Search the material for the string "Procure" and copy each line where it occurs.
#### Provided material ####
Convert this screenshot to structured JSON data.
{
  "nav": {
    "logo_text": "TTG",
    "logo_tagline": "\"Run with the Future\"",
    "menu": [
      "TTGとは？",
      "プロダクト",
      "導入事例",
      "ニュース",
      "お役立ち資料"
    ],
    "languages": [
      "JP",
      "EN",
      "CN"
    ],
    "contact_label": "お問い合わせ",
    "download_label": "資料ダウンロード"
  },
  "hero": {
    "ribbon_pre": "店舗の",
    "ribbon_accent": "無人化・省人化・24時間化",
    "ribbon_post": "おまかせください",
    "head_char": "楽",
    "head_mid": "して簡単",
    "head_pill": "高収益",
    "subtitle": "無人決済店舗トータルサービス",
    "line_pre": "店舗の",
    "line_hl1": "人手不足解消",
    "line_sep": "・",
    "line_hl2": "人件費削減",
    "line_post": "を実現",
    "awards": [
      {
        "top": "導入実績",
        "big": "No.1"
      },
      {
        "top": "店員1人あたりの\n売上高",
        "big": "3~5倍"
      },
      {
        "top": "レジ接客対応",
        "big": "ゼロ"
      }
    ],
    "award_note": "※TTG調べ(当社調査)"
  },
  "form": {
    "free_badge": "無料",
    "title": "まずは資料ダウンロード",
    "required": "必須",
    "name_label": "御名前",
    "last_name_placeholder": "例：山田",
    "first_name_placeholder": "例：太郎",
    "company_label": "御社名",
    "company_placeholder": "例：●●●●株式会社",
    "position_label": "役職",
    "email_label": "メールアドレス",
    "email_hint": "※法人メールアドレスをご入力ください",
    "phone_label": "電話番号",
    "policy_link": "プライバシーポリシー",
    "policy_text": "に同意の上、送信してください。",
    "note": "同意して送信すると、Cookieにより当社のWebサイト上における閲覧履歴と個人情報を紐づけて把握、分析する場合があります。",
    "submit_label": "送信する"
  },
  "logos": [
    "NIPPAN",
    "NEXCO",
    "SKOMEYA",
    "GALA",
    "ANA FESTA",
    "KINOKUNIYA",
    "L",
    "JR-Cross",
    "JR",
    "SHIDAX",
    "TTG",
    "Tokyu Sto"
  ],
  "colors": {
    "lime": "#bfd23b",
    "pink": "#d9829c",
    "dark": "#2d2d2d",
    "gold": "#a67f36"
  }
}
####
#### Provided material ####
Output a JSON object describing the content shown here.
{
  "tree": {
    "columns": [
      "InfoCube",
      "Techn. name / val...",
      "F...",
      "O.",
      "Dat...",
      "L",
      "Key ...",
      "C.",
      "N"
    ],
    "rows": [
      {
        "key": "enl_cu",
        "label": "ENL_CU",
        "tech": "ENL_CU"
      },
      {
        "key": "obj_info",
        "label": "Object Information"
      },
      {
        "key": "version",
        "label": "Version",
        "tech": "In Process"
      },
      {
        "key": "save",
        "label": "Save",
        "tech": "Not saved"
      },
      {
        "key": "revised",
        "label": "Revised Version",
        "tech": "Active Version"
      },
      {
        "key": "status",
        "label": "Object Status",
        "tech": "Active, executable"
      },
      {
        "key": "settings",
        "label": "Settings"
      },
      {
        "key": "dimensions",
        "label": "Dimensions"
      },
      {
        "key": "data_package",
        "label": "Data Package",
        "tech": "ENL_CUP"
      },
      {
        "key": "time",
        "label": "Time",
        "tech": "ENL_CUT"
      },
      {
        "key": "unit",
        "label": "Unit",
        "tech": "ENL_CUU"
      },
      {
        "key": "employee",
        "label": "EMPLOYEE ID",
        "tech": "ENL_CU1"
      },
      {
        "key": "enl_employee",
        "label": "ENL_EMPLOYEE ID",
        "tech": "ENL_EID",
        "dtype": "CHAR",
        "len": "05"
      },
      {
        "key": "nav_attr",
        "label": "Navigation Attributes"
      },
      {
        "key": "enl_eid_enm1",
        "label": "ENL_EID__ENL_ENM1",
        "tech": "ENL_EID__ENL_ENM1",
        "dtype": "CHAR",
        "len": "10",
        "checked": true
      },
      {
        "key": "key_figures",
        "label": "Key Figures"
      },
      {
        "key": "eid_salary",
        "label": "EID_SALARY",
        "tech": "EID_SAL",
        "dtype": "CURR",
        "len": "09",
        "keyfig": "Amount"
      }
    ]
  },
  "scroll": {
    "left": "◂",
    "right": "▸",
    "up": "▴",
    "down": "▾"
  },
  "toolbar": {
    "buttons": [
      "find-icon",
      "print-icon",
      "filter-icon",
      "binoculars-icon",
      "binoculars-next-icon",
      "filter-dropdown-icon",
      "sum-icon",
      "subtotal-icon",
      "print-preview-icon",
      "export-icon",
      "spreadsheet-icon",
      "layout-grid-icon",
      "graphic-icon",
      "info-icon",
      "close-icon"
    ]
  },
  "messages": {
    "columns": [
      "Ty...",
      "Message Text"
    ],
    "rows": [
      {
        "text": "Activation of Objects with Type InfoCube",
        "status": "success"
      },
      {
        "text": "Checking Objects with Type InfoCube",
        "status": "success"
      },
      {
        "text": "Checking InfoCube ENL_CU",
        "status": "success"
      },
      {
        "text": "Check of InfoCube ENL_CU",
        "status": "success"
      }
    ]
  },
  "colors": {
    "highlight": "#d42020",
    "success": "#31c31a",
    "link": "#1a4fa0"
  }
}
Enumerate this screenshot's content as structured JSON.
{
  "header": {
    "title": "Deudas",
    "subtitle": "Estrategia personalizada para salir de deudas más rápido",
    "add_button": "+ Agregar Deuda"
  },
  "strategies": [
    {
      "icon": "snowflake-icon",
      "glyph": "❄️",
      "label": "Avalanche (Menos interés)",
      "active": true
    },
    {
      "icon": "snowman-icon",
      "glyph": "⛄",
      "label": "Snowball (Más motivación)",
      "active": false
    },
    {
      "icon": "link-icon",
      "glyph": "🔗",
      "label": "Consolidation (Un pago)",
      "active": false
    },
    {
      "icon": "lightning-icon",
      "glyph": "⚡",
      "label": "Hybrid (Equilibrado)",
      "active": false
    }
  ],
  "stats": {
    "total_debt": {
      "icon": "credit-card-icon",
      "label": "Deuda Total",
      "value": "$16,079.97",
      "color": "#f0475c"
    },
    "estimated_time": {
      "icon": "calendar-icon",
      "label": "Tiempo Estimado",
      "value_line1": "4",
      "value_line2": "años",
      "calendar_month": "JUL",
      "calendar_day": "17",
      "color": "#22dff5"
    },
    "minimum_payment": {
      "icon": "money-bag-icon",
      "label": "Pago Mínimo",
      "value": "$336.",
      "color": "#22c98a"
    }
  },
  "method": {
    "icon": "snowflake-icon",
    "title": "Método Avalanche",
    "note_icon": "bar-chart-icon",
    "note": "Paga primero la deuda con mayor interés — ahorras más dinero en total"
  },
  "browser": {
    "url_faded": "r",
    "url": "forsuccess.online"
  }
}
####
#### Provided material ####
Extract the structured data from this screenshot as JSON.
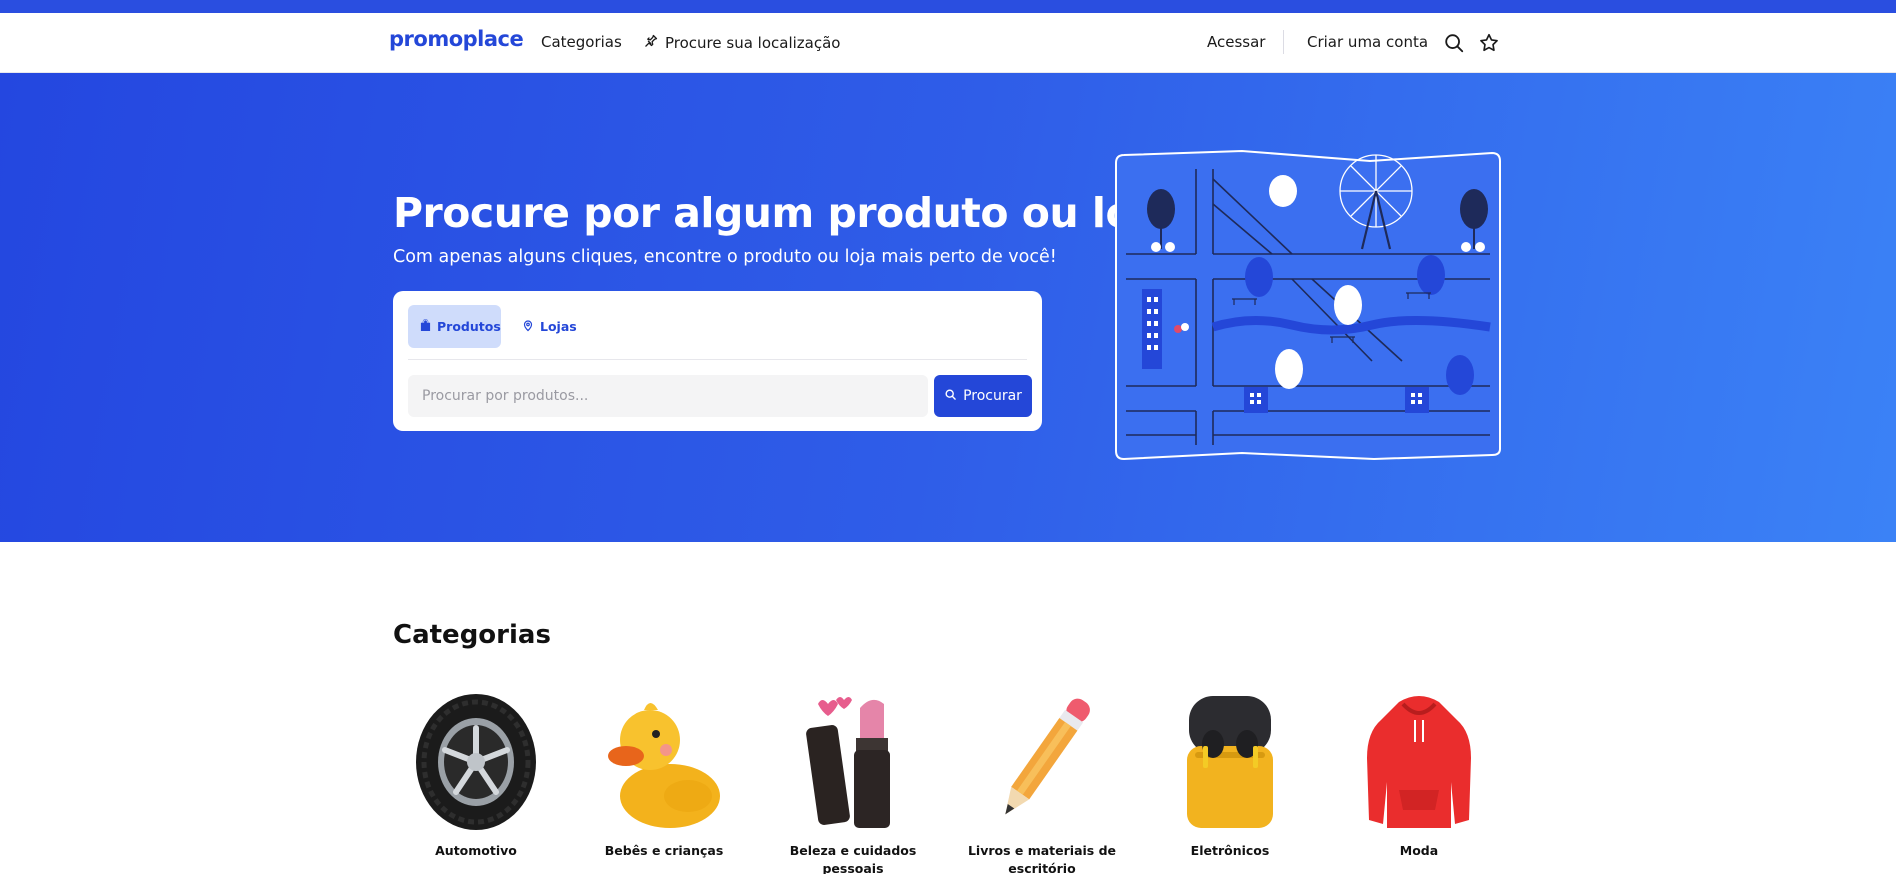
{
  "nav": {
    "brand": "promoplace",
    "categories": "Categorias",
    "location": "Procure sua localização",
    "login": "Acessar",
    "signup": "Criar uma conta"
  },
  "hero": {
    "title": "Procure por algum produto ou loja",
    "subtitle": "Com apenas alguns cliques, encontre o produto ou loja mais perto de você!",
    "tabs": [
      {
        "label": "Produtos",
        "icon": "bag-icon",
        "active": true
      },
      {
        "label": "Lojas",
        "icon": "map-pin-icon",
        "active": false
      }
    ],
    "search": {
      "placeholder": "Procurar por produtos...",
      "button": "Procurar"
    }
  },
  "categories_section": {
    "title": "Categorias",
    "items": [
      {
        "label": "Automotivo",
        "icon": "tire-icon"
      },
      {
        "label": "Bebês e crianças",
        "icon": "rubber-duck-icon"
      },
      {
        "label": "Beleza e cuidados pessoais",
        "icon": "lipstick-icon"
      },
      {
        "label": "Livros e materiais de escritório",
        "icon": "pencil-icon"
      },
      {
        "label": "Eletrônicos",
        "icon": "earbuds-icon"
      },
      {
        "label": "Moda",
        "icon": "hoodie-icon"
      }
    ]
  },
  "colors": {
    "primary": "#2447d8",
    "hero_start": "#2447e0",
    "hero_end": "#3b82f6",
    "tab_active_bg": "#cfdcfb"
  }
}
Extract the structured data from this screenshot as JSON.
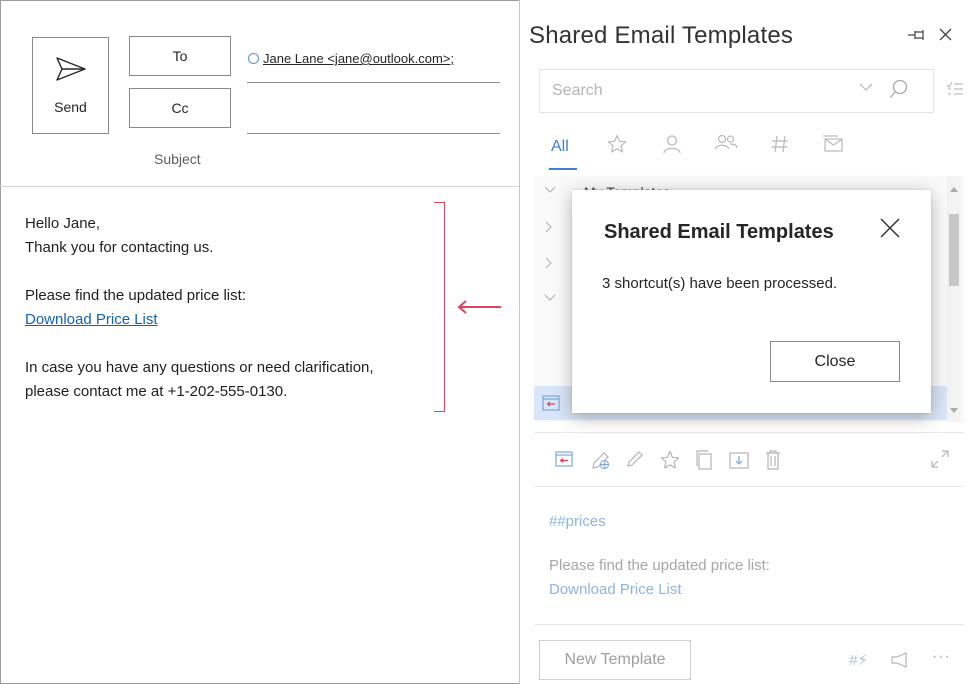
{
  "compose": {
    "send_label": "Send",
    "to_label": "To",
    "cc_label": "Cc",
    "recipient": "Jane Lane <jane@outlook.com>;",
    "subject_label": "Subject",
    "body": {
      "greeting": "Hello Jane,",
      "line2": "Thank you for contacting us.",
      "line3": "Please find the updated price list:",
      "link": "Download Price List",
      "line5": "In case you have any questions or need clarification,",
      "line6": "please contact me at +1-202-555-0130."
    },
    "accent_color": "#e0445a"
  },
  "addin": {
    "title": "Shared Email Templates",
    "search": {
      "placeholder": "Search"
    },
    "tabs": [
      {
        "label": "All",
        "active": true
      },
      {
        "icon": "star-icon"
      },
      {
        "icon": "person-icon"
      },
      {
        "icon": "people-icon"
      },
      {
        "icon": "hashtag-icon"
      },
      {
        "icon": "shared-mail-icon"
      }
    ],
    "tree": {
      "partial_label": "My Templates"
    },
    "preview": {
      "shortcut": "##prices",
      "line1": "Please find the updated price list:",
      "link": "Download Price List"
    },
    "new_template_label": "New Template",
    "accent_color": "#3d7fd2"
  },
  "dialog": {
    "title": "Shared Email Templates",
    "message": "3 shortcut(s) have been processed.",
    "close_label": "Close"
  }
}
####
Solved exercise.
    "location": "Procure sua localização",
    "title": "Procure por algum produto ou loja",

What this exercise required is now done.